Given exercise:
Filter the entries below, keeping only lines with the word "muinaiset".

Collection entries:
================
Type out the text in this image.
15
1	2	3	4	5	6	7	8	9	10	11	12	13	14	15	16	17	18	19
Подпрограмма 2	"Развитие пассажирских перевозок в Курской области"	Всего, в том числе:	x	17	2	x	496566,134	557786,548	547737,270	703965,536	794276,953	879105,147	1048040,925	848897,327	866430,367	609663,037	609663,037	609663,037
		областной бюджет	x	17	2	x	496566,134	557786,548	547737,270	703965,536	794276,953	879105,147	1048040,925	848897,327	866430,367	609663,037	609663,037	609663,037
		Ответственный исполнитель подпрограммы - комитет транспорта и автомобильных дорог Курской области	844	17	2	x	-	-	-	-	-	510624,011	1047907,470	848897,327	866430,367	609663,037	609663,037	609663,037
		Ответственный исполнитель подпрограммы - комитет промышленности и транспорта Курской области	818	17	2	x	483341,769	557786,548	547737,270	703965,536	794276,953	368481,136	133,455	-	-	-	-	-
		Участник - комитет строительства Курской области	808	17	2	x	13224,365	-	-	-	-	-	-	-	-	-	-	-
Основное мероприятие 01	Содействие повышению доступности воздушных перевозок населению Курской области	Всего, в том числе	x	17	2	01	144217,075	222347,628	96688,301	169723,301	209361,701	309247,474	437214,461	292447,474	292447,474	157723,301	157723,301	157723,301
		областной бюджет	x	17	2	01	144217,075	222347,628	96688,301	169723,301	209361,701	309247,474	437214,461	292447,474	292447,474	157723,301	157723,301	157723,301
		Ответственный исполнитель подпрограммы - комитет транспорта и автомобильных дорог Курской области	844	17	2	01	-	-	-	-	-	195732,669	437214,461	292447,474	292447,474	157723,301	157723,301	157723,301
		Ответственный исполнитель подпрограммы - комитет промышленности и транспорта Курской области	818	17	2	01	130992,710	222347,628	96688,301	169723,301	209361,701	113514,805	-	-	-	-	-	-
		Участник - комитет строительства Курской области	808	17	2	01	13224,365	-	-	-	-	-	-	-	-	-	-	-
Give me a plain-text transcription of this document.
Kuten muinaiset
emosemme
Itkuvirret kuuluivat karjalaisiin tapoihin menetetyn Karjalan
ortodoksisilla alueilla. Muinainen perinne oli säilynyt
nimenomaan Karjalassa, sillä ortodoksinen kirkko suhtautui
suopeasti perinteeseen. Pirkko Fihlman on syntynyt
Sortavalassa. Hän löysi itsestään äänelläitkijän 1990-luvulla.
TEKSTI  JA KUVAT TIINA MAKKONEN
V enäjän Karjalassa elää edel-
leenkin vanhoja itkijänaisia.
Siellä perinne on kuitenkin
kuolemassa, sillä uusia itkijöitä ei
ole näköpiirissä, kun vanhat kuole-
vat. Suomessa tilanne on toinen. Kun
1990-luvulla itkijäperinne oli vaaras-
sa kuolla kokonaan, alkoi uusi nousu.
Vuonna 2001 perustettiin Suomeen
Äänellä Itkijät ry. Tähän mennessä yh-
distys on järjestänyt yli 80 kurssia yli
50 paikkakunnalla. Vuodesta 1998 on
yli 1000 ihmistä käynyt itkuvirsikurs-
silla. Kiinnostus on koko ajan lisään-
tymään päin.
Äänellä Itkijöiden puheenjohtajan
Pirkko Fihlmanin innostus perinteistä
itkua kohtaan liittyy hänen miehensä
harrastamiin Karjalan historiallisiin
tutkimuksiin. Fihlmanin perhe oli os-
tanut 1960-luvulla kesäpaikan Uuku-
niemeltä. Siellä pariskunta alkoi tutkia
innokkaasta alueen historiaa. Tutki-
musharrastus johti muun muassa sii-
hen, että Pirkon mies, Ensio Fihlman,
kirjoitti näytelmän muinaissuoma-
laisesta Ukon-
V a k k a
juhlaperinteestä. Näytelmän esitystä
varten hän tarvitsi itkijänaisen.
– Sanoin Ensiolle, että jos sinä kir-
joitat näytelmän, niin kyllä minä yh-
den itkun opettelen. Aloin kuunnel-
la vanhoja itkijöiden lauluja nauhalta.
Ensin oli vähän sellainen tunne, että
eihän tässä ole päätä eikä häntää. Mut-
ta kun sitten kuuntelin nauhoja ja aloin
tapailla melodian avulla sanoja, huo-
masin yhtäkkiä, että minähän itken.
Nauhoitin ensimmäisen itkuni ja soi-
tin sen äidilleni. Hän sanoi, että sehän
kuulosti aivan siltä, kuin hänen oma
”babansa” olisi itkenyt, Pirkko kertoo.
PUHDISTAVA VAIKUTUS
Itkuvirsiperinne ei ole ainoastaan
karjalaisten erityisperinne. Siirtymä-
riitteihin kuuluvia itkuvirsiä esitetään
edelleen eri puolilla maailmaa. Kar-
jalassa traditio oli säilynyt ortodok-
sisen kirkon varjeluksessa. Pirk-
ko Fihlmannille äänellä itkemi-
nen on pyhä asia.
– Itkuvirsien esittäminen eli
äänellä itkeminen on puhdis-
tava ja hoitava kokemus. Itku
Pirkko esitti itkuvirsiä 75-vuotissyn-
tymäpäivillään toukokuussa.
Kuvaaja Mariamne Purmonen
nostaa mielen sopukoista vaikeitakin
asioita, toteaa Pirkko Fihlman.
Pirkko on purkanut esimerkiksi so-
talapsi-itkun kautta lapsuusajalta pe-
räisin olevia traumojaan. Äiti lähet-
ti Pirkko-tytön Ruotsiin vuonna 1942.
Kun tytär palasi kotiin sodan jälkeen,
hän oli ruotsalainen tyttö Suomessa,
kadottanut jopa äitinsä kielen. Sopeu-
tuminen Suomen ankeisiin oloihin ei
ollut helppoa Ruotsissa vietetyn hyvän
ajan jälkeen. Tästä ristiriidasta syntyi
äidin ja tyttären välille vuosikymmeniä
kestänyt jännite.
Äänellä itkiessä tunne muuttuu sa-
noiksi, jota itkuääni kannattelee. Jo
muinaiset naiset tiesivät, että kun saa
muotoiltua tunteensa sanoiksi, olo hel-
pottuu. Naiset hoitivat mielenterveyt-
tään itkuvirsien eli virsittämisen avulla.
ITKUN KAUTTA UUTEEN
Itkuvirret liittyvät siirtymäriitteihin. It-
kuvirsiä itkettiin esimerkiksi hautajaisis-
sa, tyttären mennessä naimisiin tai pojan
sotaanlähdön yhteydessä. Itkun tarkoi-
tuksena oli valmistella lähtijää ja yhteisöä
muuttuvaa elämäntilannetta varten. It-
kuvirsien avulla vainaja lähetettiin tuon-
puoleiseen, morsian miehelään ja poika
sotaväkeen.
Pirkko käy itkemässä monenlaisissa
================
Exercise solution:
Kuten muinaiset
muinaiset naiset tiesivät, että kun saa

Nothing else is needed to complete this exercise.